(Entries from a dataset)
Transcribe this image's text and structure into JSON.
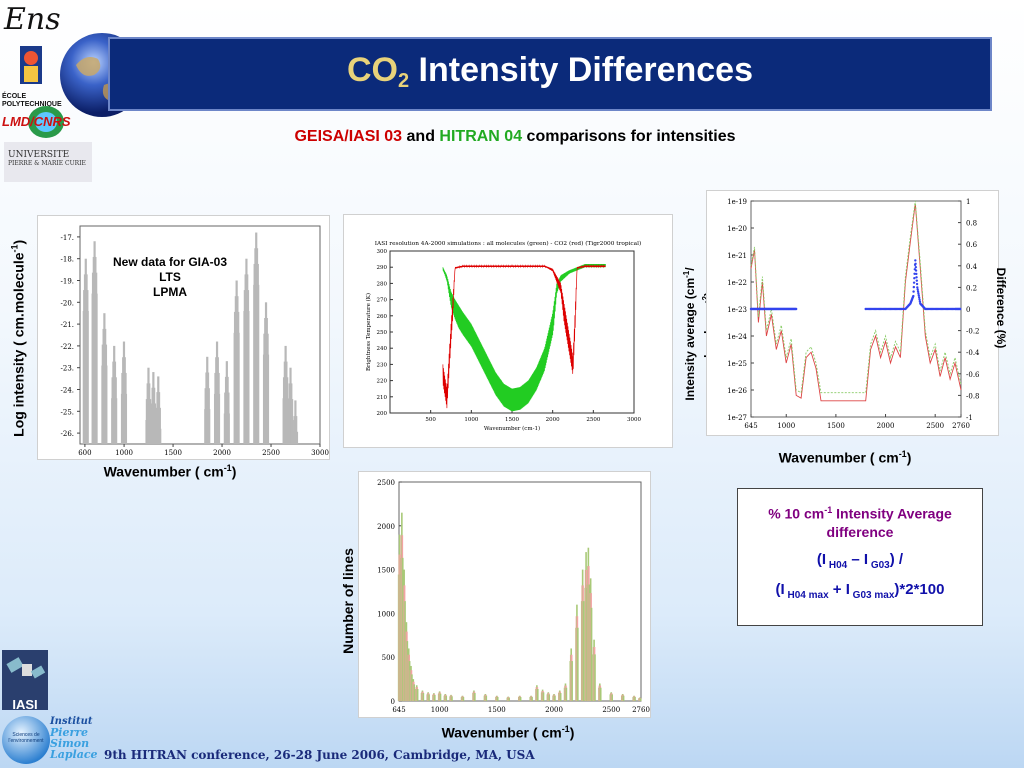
{
  "header": {
    "title_part1": "CO",
    "title_sub": "2",
    "title_part2": " Intensity Differences",
    "subtitle_part1": "GEISA/IASI 03",
    "subtitle_and": " and ",
    "subtitle_part2": "HITRAN 04",
    "subtitle_part3": " comparisons for intensities"
  },
  "logos": {
    "ens": "Ens",
    "polytechnique": "ÉCOLE POLYTECHNIQUE",
    "lmd": "LMD/CNRS",
    "universite_line1": "UNIVERSITE",
    "universite_line2": "PIERRE & MARIE CURIE",
    "iasi": "IASI",
    "ipsl_1": "Institut",
    "ipsl_2": "Pierre",
    "ipsl_3": "Simon",
    "ipsl_4": "Laplace",
    "ipsl_globe": "Sciences de l'environnement"
  },
  "colors": {
    "accent_red": "#cc0000",
    "accent_green": "#22aa22",
    "banner": "#0b2a7a",
    "purple": "#800080"
  },
  "footer": {
    "text": "9th HITRAN conference, 26-28 June 2006, Cambridge, MA, USA"
  },
  "chart_data": [
    {
      "type": "bar",
      "ylabel": "Log intensity ( cm.molecule",
      "ylabel_sup": "-1",
      "ylabel_end": ")",
      "xlabel": "Wavenumber ( cm",
      "xlabel_sup": "-1",
      "xlabel_end": ")",
      "annotation": [
        "New data for GIA-03",
        "LTS",
        "LPMA"
      ],
      "xticks": [
        "600",
        "1000",
        "1500",
        "2000",
        "2500",
        "3000"
      ],
      "yticks": [
        "-17.",
        "-18.",
        "-19.",
        "-20.",
        "-21.",
        "-22.",
        "-23.",
        "-24.",
        "-25.",
        "-26."
      ],
      "xlim": [
        550,
        3000
      ],
      "ylim": [
        -26.5,
        -16.5
      ],
      "bands": [
        {
          "x": [
            610,
            700,
            800,
            900,
            1000
          ],
          "peak": [
            -18.0,
            -17.2,
            -20.5,
            -22.0,
            -21.8
          ]
        },
        {
          "x": [
            1250,
            1300,
            1350
          ],
          "peak": [
            -23.0,
            -23.2,
            -23.4
          ]
        },
        {
          "x": [
            1850,
            1950,
            2050,
            2150,
            2250,
            2350,
            2450
          ],
          "peak": [
            -22.5,
            -21.8,
            -22.7,
            -19.0,
            -18.0,
            -16.8,
            -20.0
          ]
        },
        {
          "x": [
            2650,
            2700,
            2750
          ],
          "peak": [
            -22.0,
            -23.0,
            -24.5
          ]
        }
      ]
    },
    {
      "type": "line",
      "title": "IASI resolution 4A-2000 simulations : all molecules (green) - CO2 (red) (Tigr2000 tropical)",
      "xlabel": "Wavenumber (cm-1)",
      "ylabel": "Brightness Temperature (K)",
      "xlim": [
        0,
        3000
      ],
      "ylim": [
        200,
        300
      ],
      "xticks": [
        "500",
        "1000",
        "1500",
        "2000",
        "2500",
        "3000"
      ],
      "yticks": [
        "200",
        "210",
        "220",
        "230",
        "240",
        "250",
        "260",
        "270",
        "280",
        "290",
        "300"
      ],
      "series": [
        {
          "name": "all molecules",
          "color": "#22cc22",
          "x": [
            650,
            700,
            750,
            800,
            900,
            1000,
            1100,
            1200,
            1300,
            1400,
            1500,
            1600,
            1700,
            1800,
            1900,
            2000,
            2050,
            2100,
            2200,
            2300,
            2400,
            2500,
            2600,
            2650
          ],
          "y": [
            290,
            285,
            275,
            270,
            262,
            255,
            245,
            235,
            225,
            218,
            215,
            216,
            220,
            228,
            240,
            262,
            280,
            285,
            288,
            290,
            292,
            292,
            292,
            292
          ]
        },
        {
          "name": "CO2",
          "color": "#dd0000",
          "x": [
            650,
            700,
            750,
            800,
            900,
            1000,
            1500,
            1900,
            2000,
            2100,
            2200,
            2250,
            2300,
            2400,
            2500,
            2650
          ],
          "y": [
            230,
            215,
            255,
            290,
            291,
            291,
            291,
            291,
            289,
            280,
            250,
            235,
            290,
            291,
            291,
            291
          ]
        }
      ]
    },
    {
      "type": "line",
      "ylabel": "Intensity average (cm",
      "ylabel_sup": "-1",
      "ylabel_mid": "/ molecule cm",
      "ylabel_sup2": "-2",
      "ylabel_end": ")",
      "y2label": "Difference (%)",
      "xlabel": "Wavenumber ( cm",
      "xlabel_sup": "-1",
      "xlabel_end": ")",
      "xticks": [
        "645",
        "1000",
        "1500",
        "2000",
        "2500",
        "2760"
      ],
      "yticks": [
        "1e-19",
        "1e-20",
        "1e-21",
        "1e-22",
        "1e-23",
        "1e-24",
        "1e-25",
        "1e-26",
        "1e-27"
      ],
      "y2ticks": [
        "1",
        "0.8",
        "0.6",
        "0.4",
        "0.2",
        "0",
        "-0.2",
        "-0.4",
        "-0.6",
        "-0.8",
        "-1"
      ],
      "xlim": [
        645,
        2760
      ],
      "ylim_log10": [
        -27,
        -19
      ],
      "y2lim": [
        -1,
        1
      ],
      "series": [
        {
          "name": "HITRAN 04",
          "color": "#dd4444",
          "x": [
            645,
            680,
            720,
            760,
            800,
            850,
            900,
            950,
            1000,
            1050,
            1100,
            1150,
            1200,
            1250,
            1300,
            1350,
            1400,
            1800,
            1850,
            1900,
            1950,
            2000,
            2050,
            2100,
            2150,
            2200,
            2250,
            2300,
            2350,
            2400,
            2450,
            2500,
            2550,
            2600,
            2650,
            2700,
            2760
          ],
          "y": [
            -21.5,
            -20.8,
            -23.5,
            -22.0,
            -24.0,
            -23.2,
            -24.5,
            -23.8,
            -25.0,
            -24.3,
            -26.2,
            -26.3,
            -24.8,
            -24.6,
            -25.2,
            -26.4,
            -26.4,
            -26.4,
            -24.5,
            -24.0,
            -24.8,
            -24.2,
            -25.0,
            -24.4,
            -24.8,
            -22.0,
            -20.5,
            -19.1,
            -21.5,
            -24.0,
            -25.0,
            -24.5,
            -25.5,
            -24.8,
            -25.6,
            -25.0,
            -26.0
          ]
        },
        {
          "name": "GEISA/IASI 03",
          "color": "#88cc66",
          "x": [
            645,
            680,
            720,
            760,
            800,
            850,
            900,
            950,
            1000,
            1050,
            1100,
            1150,
            1200,
            1250,
            1300,
            1350,
            1400,
            1800,
            1850,
            1900,
            1950,
            2000,
            2050,
            2100,
            2150,
            2200,
            2250,
            2300,
            2350,
            2400,
            2450,
            2500,
            2550,
            2600,
            2650,
            2700,
            2760
          ],
          "y": [
            -21.4,
            -20.7,
            -23.3,
            -21.8,
            -23.8,
            -23.0,
            -24.3,
            -23.6,
            -24.8,
            -24.1,
            -26.0,
            -26.1,
            -24.6,
            -24.4,
            -25.0,
            -26.1,
            -26.1,
            -26.1,
            -24.3,
            -23.8,
            -24.6,
            -24.0,
            -24.8,
            -24.2,
            -24.6,
            -21.8,
            -20.3,
            -19.0,
            -21.3,
            -23.8,
            -24.8,
            -24.3,
            -25.3,
            -24.6,
            -25.4,
            -24.8,
            -25.8
          ]
        },
        {
          "name": "difference",
          "color": "#3344ee",
          "axis": "y2",
          "x": [
            645,
            700,
            750,
            800,
            850,
            900,
            950,
            1000,
            1050,
            1100,
            1800,
            1900,
            2000,
            2100,
            2200,
            2250,
            2280,
            2300,
            2320,
            2350,
            2400,
            2500,
            2600,
            2700,
            2760
          ],
          "y": [
            0,
            0,
            0,
            0,
            0,
            0,
            0,
            0,
            0,
            0,
            0,
            0,
            0,
            0,
            0,
            0.05,
            0.12,
            0.45,
            0.2,
            0.05,
            0,
            0,
            0,
            0,
            0
          ]
        }
      ]
    },
    {
      "type": "bar",
      "ylabel": "Number of lines",
      "xlabel": "Wavenumber ( cm",
      "xlabel_sup": "-1",
      "xlabel_end": ")",
      "xticks": [
        "645",
        "1000",
        "1500",
        "2000",
        "2500",
        "2760"
      ],
      "yticks": [
        "0",
        "500",
        "1000",
        "1500",
        "2000",
        "2500"
      ],
      "xlim": [
        645,
        2760
      ],
      "ylim": [
        0,
        2500
      ],
      "x": [
        650,
        670,
        690,
        710,
        730,
        750,
        770,
        800,
        850,
        900,
        950,
        1000,
        1050,
        1100,
        1200,
        1300,
        1400,
        1500,
        1600,
        1700,
        1800,
        1850,
        1900,
        1950,
        2000,
        2050,
        2100,
        2150,
        2200,
        2250,
        2280,
        2300,
        2320,
        2350,
        2400,
        2500,
        2600,
        2700,
        2750
      ],
      "values": [
        1900,
        2150,
        1500,
        900,
        600,
        400,
        250,
        180,
        120,
        100,
        90,
        110,
        80,
        70,
        60,
        120,
        80,
        60,
        50,
        60,
        60,
        180,
        130,
        100,
        80,
        120,
        200,
        600,
        1100,
        1500,
        1700,
        1750,
        1400,
        700,
        200,
        100,
        80,
        60,
        40
      ]
    }
  ],
  "legend_box": {
    "line1_a": "% 10 cm",
    "line1_sup": "-1",
    "line1_b": " Intensity Average difference",
    "line2_a": "(I",
    "line2_sub1": " H04",
    "line2_b": " – I",
    "line2_sub2": " G03",
    "line2_c": ") /",
    "line3_a": "(I",
    "line3_sub1": " H04 max",
    "line3_b": " + I",
    "line3_sub2": " G03 max",
    "line3_c": ")*2*100"
  }
}
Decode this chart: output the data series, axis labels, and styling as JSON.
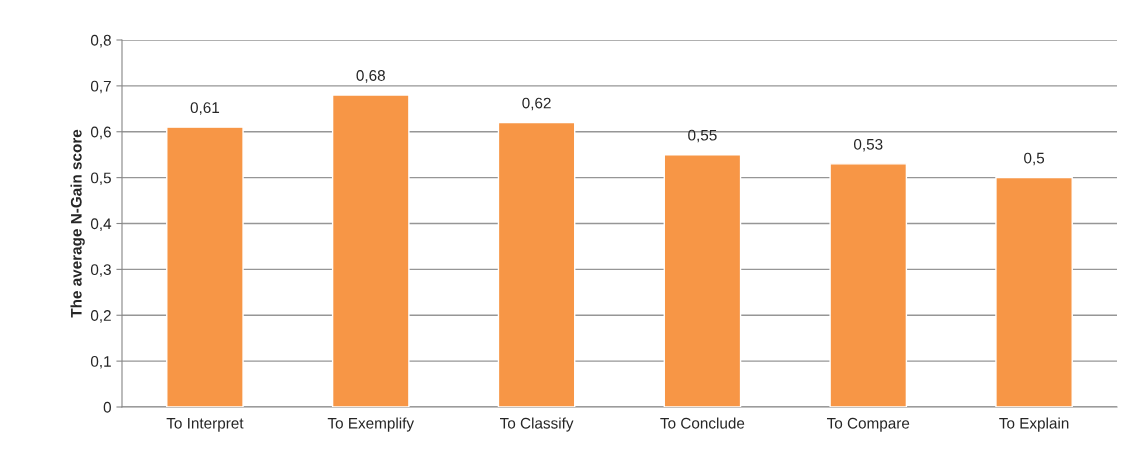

STATED TASK: Reproduce each line holding the word "this".

ANSWER TO THE EXERCISE:
Transcribe this image's text and structure into JSON.
Decode this chart: output the data series, axis labels, and styling as JSON.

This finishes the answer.